◆ **Lerntext**:
================
Trader Dobler über die Funktion & die Macht der Banken:
„Sie sind hier in einem Wettbüro – und wir Trader sind hier, um mit Ihrem lächerlichen Ersparten, Ihren Fonds und Anteilen von Anteilen, Ihren Zertifikaten, Roulette zu spielen. Jeder von euch Kleingeistern sollte sein hart erarbeitetes Geld lieber unters Kopfkissen legen. Aber nein, Ihr Schmarotzer seid genauso gierig wie wir. Also lasst Ihr uns spielen und zocken. Und wie jeder Zocker weiß: Am Ende gewinnt immer…“
Foto: NDR / Sandra Hoever
Cenk Batu muss bei seinem großen Abgang gegen eine legendäre Auftragskillerin antreten. Sie hat den Auftrag, den Bundeskanzler zu töten. Einige waghalsige Trader wollen mit dessen Tod ein Milliardengeschäft an der Börse machen. Doch jene Valerie ist schwerkrank, ihr Gesundheitszustand lässt diesen Auftrag nicht mehr zu. Sie bringt deshalb Batus Freundin Gloria in ihre Gewalt und befiehlt dem VE, den Mord zu übernehmen. Weigert er sich, wird Gloria sterben. Der Bundeskanzler oder die eigene Freundin? Aus diesem Dilemma gibt es kein Entkommen. Das autistische Superhirn Valerie sitzt am längeren Hebel: sie ist nicht nur perfekt vernetzt, sie handelt auch völlig emotionslos. Bleibt der Kanzler – doch der will sich nicht auf eine Inszenierung der Todesschüsse vor laufender Fernsehkamera einlassen. Da hat Batu bald keine andere Wahl, als die Seiten zu wechseln und sich den Weg zum Kanzler freizuschießen.
================
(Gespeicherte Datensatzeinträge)
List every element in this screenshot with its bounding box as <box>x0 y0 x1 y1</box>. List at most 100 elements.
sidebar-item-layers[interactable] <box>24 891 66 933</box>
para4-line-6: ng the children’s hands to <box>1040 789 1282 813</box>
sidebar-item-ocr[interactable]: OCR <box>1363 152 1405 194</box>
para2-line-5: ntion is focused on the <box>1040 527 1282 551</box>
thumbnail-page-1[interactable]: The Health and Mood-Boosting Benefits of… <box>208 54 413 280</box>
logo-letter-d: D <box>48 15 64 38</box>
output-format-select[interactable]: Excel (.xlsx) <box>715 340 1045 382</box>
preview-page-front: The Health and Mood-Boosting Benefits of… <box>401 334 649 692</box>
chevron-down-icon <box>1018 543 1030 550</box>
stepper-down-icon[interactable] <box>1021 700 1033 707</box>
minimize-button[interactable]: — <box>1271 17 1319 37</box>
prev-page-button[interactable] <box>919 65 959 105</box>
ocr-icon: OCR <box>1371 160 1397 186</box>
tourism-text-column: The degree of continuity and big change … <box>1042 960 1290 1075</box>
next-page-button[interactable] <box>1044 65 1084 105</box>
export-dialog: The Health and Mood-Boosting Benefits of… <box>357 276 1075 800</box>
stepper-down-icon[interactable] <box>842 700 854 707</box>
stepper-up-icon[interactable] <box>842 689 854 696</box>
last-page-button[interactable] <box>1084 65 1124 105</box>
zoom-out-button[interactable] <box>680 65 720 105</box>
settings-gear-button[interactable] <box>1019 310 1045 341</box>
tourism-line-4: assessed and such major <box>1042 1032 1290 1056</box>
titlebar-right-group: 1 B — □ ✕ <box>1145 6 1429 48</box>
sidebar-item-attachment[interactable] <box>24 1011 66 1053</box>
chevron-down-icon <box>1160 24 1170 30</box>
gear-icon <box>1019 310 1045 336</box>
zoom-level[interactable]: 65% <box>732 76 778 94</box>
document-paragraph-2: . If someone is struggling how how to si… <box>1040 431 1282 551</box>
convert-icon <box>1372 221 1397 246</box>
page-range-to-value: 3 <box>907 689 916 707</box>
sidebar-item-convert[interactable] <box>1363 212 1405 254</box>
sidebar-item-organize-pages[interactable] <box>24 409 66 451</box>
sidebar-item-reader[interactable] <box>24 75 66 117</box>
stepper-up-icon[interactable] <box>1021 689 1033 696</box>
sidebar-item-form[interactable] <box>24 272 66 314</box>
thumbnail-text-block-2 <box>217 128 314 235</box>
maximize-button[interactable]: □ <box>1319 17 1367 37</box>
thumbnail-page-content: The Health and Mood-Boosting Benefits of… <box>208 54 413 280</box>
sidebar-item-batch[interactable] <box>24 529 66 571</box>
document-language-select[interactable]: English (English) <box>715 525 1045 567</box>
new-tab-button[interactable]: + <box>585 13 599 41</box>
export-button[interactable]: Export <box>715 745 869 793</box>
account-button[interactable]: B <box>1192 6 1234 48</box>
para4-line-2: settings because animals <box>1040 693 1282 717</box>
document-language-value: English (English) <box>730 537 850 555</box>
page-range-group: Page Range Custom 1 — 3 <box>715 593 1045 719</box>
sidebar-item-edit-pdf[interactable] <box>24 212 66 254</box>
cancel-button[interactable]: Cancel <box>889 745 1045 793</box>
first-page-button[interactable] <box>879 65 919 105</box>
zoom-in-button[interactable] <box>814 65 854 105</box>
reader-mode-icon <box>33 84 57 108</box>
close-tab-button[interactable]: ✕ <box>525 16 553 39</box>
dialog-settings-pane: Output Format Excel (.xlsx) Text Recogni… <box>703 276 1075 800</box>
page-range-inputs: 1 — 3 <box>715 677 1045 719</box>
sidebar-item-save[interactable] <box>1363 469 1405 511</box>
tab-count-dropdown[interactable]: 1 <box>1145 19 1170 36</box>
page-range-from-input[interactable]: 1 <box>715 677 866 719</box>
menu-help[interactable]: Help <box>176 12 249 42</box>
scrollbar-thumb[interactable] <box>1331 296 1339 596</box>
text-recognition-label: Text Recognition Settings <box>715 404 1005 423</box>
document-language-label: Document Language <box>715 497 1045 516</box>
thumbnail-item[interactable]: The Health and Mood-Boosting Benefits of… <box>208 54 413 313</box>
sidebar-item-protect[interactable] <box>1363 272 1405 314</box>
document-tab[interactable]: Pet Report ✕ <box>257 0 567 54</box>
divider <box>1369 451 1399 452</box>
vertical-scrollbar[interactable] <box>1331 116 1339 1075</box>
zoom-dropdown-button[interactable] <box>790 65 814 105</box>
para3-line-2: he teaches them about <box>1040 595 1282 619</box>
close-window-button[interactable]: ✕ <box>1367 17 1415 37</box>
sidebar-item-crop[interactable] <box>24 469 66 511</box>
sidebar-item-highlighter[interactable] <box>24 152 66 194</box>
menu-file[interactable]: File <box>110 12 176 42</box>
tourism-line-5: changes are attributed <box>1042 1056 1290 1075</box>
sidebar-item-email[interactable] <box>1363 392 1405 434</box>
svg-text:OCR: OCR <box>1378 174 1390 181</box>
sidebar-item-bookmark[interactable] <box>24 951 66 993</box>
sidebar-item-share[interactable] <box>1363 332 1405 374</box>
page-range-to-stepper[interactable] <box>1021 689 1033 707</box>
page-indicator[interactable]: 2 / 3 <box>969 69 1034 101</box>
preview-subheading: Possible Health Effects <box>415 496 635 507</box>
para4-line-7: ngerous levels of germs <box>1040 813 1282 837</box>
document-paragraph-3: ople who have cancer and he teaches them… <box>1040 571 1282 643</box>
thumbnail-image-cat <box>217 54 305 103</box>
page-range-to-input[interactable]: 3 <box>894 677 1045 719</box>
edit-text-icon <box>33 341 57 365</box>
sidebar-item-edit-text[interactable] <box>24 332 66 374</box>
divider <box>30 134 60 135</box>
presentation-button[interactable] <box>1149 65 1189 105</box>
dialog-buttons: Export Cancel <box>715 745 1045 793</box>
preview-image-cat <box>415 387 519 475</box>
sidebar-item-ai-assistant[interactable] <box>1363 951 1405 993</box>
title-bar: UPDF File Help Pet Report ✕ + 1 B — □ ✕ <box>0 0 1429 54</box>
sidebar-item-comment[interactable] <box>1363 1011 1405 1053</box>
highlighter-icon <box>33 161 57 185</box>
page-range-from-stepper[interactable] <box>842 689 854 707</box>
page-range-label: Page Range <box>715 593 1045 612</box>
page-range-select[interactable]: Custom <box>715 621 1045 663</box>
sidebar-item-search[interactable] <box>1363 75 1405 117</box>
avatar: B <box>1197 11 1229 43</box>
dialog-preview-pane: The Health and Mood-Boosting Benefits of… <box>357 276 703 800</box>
================
◆ **Aufgabe**:
Beantworte anhand des Lerntexts drei kurze Fragen:
(a) Wie heißt der Trader, der über die Funktion und Macht der Banken spricht?
(b) Welchen Auftrag hat die Auftragskillerin?
(c) Wen bringt Valerie in ihre Gewalt?
Für das Folgende sind die Zeilen ohne Bedeutung.

◆ **Lösung**:
(a) Dobler
(b) Sie soll den Bundeskanzler töten.
(c) Batus Freundin Gloria